Repeat each entry as written and leave the images out of the copy.

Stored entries
···

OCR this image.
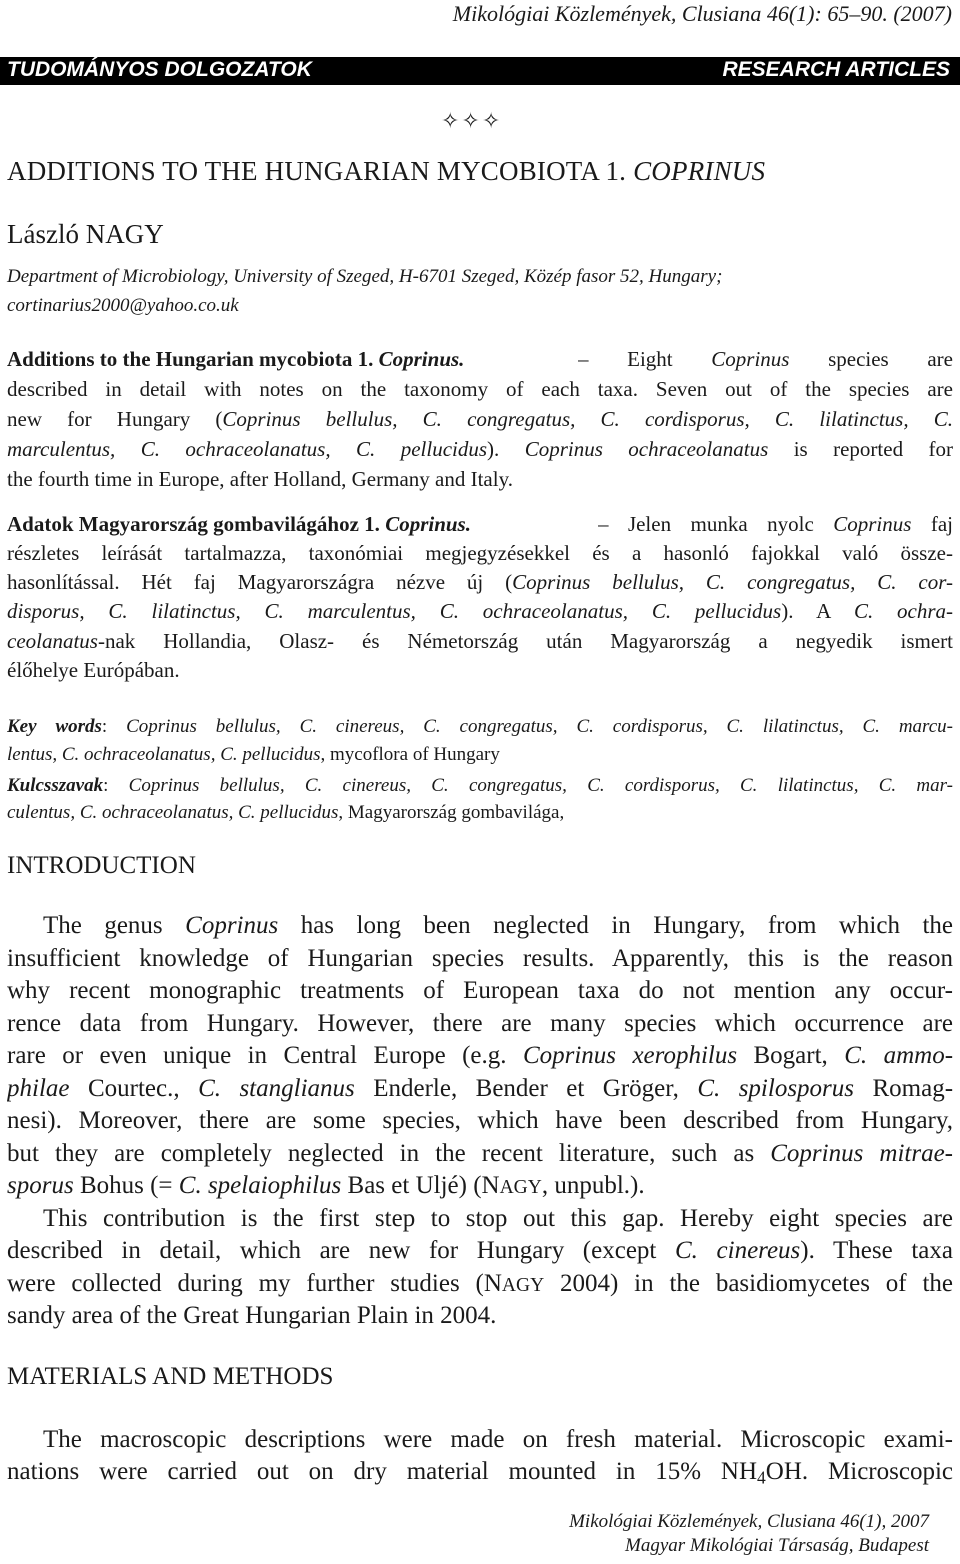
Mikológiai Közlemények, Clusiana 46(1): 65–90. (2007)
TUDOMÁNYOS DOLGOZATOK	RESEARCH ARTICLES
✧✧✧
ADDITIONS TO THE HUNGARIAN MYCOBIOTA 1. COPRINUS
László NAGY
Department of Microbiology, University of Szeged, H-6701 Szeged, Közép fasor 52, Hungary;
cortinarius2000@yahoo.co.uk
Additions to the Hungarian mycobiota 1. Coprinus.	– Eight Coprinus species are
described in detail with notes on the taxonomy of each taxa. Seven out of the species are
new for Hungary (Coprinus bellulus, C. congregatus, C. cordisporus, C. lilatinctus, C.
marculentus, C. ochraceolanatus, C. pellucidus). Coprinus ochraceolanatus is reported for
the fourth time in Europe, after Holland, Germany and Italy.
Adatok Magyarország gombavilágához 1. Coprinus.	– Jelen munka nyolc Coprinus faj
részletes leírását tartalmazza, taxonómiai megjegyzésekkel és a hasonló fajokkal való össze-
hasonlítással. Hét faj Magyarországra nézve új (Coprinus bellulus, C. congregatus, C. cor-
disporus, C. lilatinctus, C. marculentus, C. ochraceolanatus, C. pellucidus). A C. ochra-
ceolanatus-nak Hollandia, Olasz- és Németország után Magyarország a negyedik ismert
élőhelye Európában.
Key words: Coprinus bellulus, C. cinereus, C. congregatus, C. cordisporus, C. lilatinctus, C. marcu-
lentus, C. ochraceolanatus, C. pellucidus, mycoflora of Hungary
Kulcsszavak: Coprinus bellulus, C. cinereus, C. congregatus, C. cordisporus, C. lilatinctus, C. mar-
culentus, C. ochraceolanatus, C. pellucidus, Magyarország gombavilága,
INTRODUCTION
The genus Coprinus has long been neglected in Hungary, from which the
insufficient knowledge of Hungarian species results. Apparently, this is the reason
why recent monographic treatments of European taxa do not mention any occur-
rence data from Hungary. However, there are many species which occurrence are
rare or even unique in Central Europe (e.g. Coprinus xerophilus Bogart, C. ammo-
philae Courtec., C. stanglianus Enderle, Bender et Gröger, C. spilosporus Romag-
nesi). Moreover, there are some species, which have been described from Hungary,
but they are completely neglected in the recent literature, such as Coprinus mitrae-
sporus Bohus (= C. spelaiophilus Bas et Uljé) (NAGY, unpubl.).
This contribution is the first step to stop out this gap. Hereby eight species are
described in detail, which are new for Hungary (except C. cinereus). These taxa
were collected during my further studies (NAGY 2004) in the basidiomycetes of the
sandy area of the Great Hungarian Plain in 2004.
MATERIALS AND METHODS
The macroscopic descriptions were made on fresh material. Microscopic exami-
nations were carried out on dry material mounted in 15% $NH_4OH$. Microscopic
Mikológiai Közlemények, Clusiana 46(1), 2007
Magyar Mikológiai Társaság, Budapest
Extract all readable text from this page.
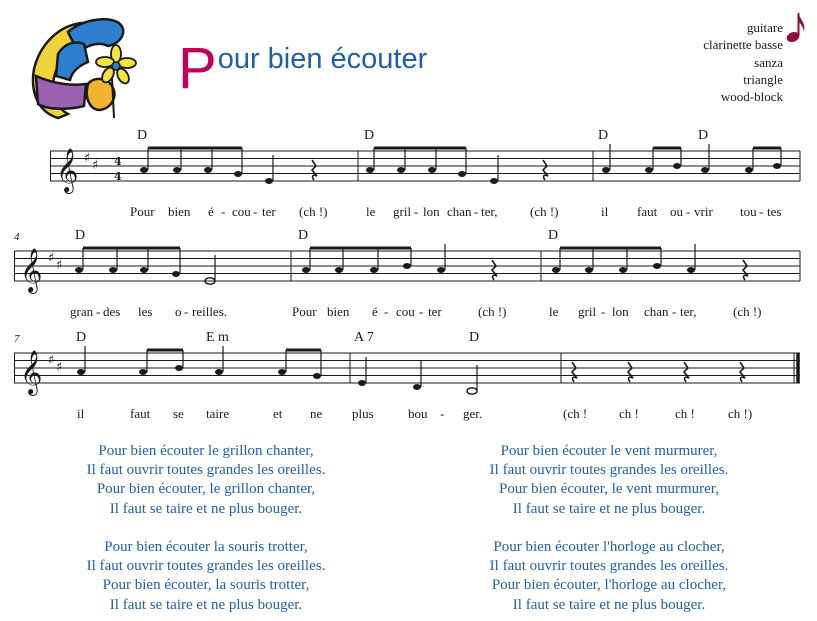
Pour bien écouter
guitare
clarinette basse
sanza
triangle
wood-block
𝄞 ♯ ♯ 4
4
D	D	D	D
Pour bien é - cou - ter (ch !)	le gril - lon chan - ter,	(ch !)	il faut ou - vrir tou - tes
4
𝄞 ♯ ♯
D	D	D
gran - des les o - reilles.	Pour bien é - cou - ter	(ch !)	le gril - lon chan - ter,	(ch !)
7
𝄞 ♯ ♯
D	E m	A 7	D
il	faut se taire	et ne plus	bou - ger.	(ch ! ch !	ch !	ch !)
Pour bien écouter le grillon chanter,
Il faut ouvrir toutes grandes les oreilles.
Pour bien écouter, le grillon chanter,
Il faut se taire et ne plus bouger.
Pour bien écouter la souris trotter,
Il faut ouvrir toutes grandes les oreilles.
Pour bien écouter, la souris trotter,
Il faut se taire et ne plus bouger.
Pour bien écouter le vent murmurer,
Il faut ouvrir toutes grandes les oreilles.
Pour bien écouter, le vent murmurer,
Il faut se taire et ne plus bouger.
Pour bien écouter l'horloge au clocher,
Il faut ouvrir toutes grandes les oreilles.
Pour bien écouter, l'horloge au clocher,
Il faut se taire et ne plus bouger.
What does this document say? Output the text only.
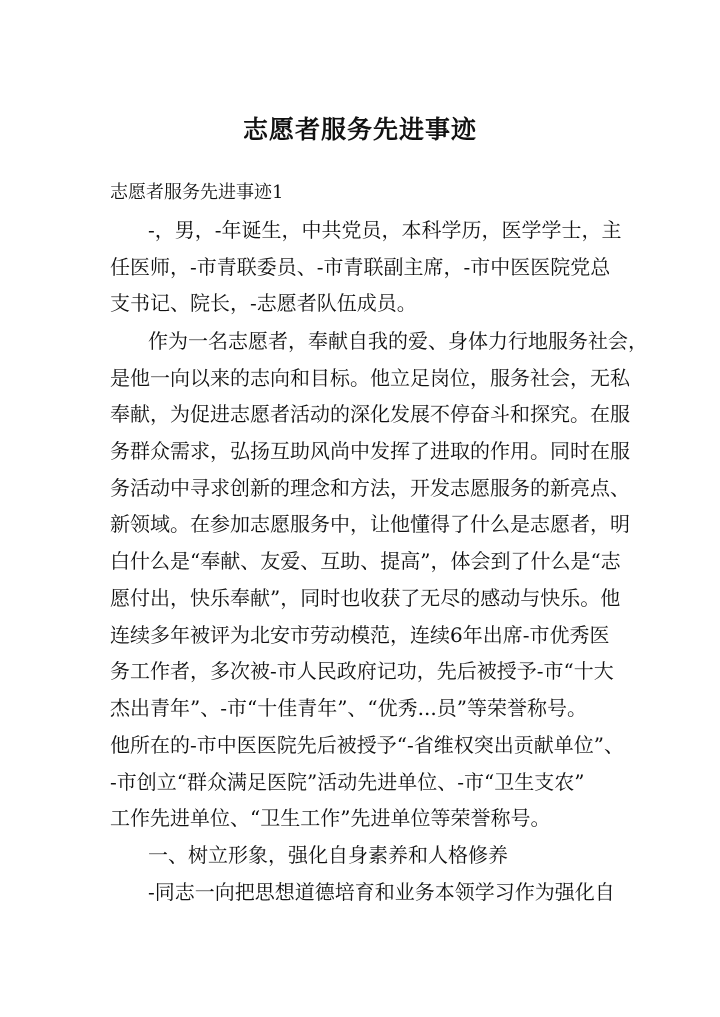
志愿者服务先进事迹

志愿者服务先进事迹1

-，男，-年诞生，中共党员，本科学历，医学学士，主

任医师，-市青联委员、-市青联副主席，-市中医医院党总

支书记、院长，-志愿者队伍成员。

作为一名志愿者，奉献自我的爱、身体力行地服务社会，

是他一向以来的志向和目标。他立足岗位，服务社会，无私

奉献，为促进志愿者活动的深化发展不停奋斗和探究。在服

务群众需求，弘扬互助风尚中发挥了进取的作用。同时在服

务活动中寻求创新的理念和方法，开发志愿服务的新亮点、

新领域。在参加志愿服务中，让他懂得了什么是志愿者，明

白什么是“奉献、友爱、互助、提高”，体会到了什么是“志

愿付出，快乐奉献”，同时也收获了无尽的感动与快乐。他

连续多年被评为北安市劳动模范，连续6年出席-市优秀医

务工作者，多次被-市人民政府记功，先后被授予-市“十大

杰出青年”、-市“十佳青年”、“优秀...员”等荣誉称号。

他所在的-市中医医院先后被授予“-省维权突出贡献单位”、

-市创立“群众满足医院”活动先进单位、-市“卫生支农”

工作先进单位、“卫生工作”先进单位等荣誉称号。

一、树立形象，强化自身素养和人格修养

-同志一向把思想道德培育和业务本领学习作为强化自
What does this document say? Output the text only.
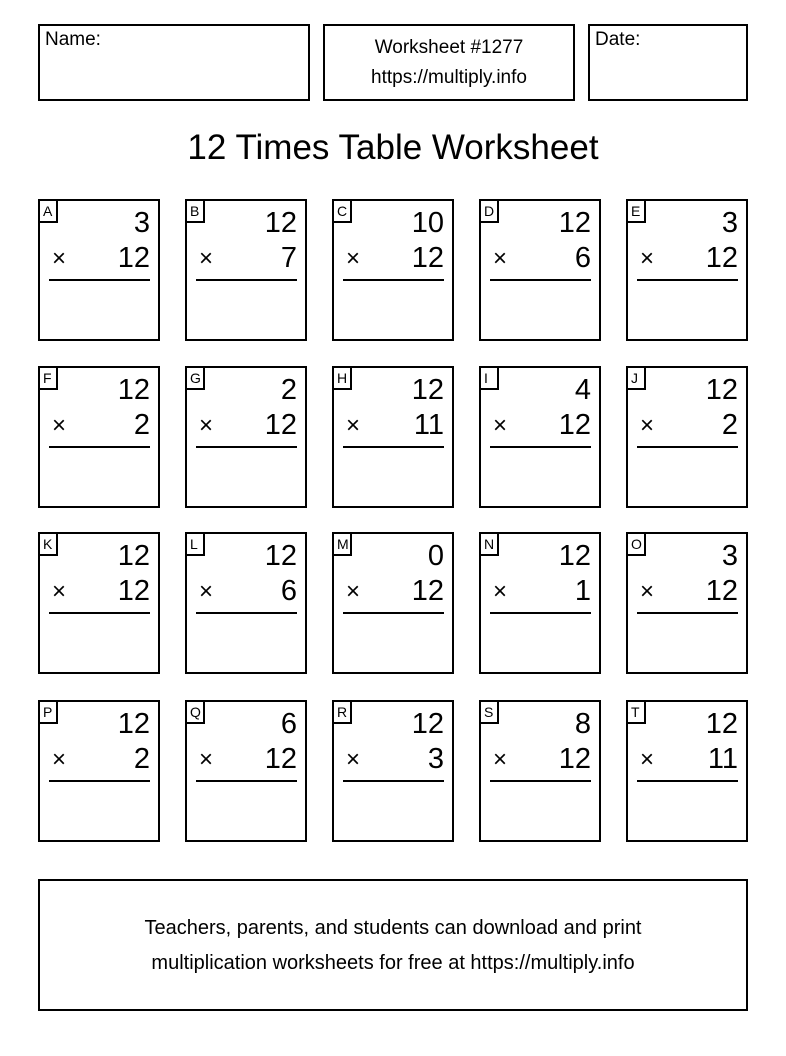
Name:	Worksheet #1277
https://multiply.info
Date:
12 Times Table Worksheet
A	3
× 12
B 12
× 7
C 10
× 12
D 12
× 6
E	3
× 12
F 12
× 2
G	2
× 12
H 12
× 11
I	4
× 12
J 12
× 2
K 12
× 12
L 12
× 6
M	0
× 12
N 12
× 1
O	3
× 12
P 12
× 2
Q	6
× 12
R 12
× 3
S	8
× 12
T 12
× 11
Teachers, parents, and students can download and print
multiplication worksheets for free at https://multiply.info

···

→ Result for this task:
OCR this image.
Mikológiai Közlemények, Clusiana 46(1): 65–90. (2007)
TUDOMÁNYOS DOLGOZATOK	RESEARCH ARTICLES
✧✧✧
ADDITIONS TO THE HUNGARIAN MYCOBIOTA 1. COPRINUS
László NAGY
Department of Microbiology, University of Szeged, H-6701 Szeged, Közép fasor 52, Hungary;
cortinarius2000@yahoo.co.uk
Additions to the Hungarian mycobiota 1. Coprinus.	– Eight Coprinus species are
described in detail with notes on the taxonomy of each taxa. Seven out of the species are
new for Hungary (Coprinus bellulus, C. congregatus, C. cordisporus, C. lilatinctus, C.
marculentus, C. ochraceolanatus, C. pellucidus). Coprinus ochraceolanatus is reported for
the fourth time in Europe, after Holland, Germany and Italy.
Adatok Magyarország gombavilágához 1. Coprinus.	– Jelen munka nyolc Coprinus faj
részletes leírását tartalmazza, taxonómiai megjegyzésekkel és a hasonló fajokkal való össze-
hasonlítással. Hét faj Magyarországra nézve új (Coprinus bellulus, C. congregatus, C. cor-
disporus, C. lilatinctus, C. marculentus, C. ochraceolanatus, C. pellucidus). A C. ochra-
ceolanatus-nak Hollandia, Olasz- és Németország után Magyarország a negyedik ismert
élőhelye Európában.
Key words: Coprinus bellulus, C. cinereus, C. congregatus, C. cordisporus, C. lilatinctus, C. marcu-
lentus, C. ochraceolanatus, C. pellucidus, mycoflora of Hungary
Kulcsszavak: Coprinus bellulus, C. cinereus, C. congregatus, C. cordisporus, C. lilatinctus, C. mar-
culentus, C. ochraceolanatus, C. pellucidus, Magyarország gombavilága,
INTRODUCTION
The genus Coprinus has long been neglected in Hungary, from which the
insufficient knowledge of Hungarian species results. Apparently, this is the reason
why recent monographic treatments of European taxa do not mention any occur-
rence data from Hungary. However, there are many species which occurrence are
rare or even unique in Central Europe (e.g. Coprinus xerophilus Bogart, C. ammo-
philae Courtec., C. stanglianus Enderle, Bender et Gröger, C. spilosporus Romag-
nesi). Moreover, there are some species, which have been described from Hungary,
but they are completely neglected in the recent literature, such as Coprinus mitrae-
sporus Bohus (= C. spelaiophilus Bas et Uljé) (NAGY, unpubl.).
This contribution is the first step to stop out this gap. Hereby eight species are
described in detail, which are new for Hungary (except C. cinereus). These taxa
were collected during my further studies (NAGY 2004) in the basidiomycetes of the
sandy area of the Great Hungarian Plain in 2004.
MATERIALS AND METHODS
The macroscopic descriptions were made on fresh material. Microscopic exami-
nations were carried out on dry material mounted in 15% $NH_4OH$. Microscopic
Mikológiai Közlemények, Clusiana 46(1), 2007
Magyar Mikológiai Társaság, Budapest
Extract all readable text from this page.
Pour bien écouter
guitare
clarinette basse
sanza
triangle
wood-block
𝄞 ♯ ♯ 4
4
D	D	D	D
Pour bien é - cou - ter (ch !)	le gril - lon chan - ter,	(ch !)	il faut ou - vrir tou - tes
4
𝄞 ♯ ♯
D	D	D
gran - des les o - reilles.	Pour bien é - cou - ter	(ch !)	le gril - lon chan - ter,	(ch !)
7
𝄞 ♯ ♯
D	E m	A 7	D
il	faut se taire	et ne plus	bou - ger.	(ch ! ch !	ch !	ch !)
Pour bien écouter le grillon chanter,
Il faut ouvrir toutes grandes les oreilles.
Pour bien écouter, le grillon chanter,
Il faut se taire et ne plus bouger.
Pour bien écouter la souris trotter,
Il faut ouvrir toutes grandes les oreilles.
Pour bien écouter, la souris trotter,
Il faut se taire et ne plus bouger.
Pour bien écouter le vent murmurer,
Il faut ouvrir toutes grandes les oreilles.
Pour bien écouter, le vent murmurer,
Il faut se taire et ne plus bouger.
Pour bien écouter l'horloge au clocher,
Il faut ouvrir toutes grandes les oreilles.
Pour bien écouter, l'horloge au clocher,
Il faut se taire et ne plus bouger.
What does this document say? Output the text only.
志愿者服务先进事迹

志愿者服务先进事迹1

-，男，-年诞生，中共党员，本科学历，医学学士，主

任医师，-市青联委员、-市青联副主席，-市中医医院党总

支书记、院长，-志愿者队伍成员。

作为一名志愿者，奉献自我的爱、身体力行地服务社会，

是他一向以来的志向和目标。他立足岗位，服务社会，无私

奉献，为促进志愿者活动的深化发展不停奋斗和探究。在服

务群众需求，弘扬互助风尚中发挥了进取的作用。同时在服

务活动中寻求创新的理念和方法，开发志愿服务的新亮点、

新领域。在参加志愿服务中，让他懂得了什么是志愿者，明

白什么是“奉献、友爱、互助、提高”，体会到了什么是“志

愿付出，快乐奉献”，同时也收获了无尽的感动与快乐。他

连续多年被评为北安市劳动模范，连续6年出席-市优秀医

务工作者，多次被-市人民政府记功，先后被授予-市“十大

杰出青年”、-市“十佳青年”、“优秀...员”等荣誉称号。

他所在的-市中医医院先后被授予“-省维权突出贡献单位”、

-市创立“群众满足医院”活动先进单位、-市“卫生支农”

工作先进单位、“卫生工作”先进单位等荣誉称号。

一、树立形象，强化自身素养和人格修养

-同志一向把思想道德培育和业务本领学习作为强化自
What does this document say? Output the text only.
Name:	Worksheet #1277
https://multiply.info
Date:
12 Times Table Worksheet
A	3
× 12
B 12
× 7
C 10
× 12
D 12
× 6
E	3
× 12
F 12
× 2
G	2
× 12
H 12
× 11
I	4
× 12
J 12
× 2
K 12
× 12
L 12
× 6
M	0
× 12
N 12
× 1
O	3
× 12
P 12
× 2
Q	6
× 12
R 12
× 3
S	8
× 12
T 12
× 11
Teachers, parents, and students can download and print
multiplication worksheets for free at https://multiply.info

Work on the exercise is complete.